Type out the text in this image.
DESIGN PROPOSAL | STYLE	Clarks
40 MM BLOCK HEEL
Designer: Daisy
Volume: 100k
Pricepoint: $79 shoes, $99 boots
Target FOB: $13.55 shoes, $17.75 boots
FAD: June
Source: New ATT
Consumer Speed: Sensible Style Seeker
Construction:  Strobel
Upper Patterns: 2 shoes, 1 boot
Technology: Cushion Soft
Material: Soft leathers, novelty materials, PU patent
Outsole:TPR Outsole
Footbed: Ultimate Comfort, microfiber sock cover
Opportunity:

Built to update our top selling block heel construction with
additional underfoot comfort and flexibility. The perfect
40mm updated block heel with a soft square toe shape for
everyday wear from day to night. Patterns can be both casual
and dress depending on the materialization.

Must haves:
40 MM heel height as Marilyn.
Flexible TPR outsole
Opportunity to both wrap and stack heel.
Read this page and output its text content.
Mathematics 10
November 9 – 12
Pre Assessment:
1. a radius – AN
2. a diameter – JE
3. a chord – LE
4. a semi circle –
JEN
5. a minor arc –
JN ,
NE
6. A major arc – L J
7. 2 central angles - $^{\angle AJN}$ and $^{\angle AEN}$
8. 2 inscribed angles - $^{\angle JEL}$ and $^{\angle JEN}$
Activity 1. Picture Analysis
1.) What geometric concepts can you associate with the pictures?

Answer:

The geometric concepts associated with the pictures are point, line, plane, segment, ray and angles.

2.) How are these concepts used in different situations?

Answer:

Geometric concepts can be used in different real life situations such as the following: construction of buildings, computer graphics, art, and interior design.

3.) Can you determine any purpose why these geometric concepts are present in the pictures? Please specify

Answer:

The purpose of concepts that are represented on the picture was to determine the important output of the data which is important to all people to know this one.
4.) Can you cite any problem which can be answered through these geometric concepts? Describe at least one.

────────────────

WHAT YOU NEED TO DO: Output the full listing exactly as it stands.

SOLUTION:
Type out the text in this image.
DESIGN PROPOSAL | STYLE	Clarks
40 MM BLOCK HEEL
Designer: Daisy
Volume: 100k
Pricepoint: $79 shoes, $99 boots
Target FOB: $13.55 shoes, $17.75 boots
FAD: June
Source: New ATT
Consumer Speed: Sensible Style Seeker
Construction:  Strobel
Upper Patterns: 2 shoes, 1 boot
Technology: Cushion Soft
Material: Soft leathers, novelty materials, PU patent
Outsole:TPR Outsole
Footbed: Ultimate Comfort, microfiber sock cover
Opportunity:

Built to update our top selling block heel construction with
additional underfoot comfort and flexibility. The perfect
40mm updated block heel with a soft square toe shape for
everyday wear from day to night. Patterns can be both casual
and dress depending on the materialization.

Must haves:
40 MM heel height as Marilyn.
Flexible TPR outsole
Opportunity to both wrap and stack heel.
Read this page and output its text content.
Mathematics 10
November 9 – 12
Pre Assessment:
1. a radius – AN
2. a diameter – JE
3. a chord – LE
4. a semi circle –
JEN
5. a minor arc –
JN ,
NE
6. A major arc – L J
7. 2 central angles - $^{\angle AJN}$ and $^{\angle AEN}$
8. 2 inscribed angles - $^{\angle JEL}$ and $^{\angle JEN}$
Activity 1. Picture Analysis
1.) What geometric concepts can you associate with the pictures?

Answer:

The geometric concepts associated with the pictures are point, line, plane, segment, ray and angles.

2.) How are these concepts used in different situations?

Answer:

Geometric concepts can be used in different real life situations such as the following: construction of buildings, computer graphics, art, and interior design.

3.) Can you determine any purpose why these geometric concepts are present in the pictures? Please specify

Answer:

The purpose of concepts that are represented on the picture was to determine the important output of the data which is important to all people to know this one.
4.) Can you cite any problem which can be answered through these geometric concepts? Describe at least one.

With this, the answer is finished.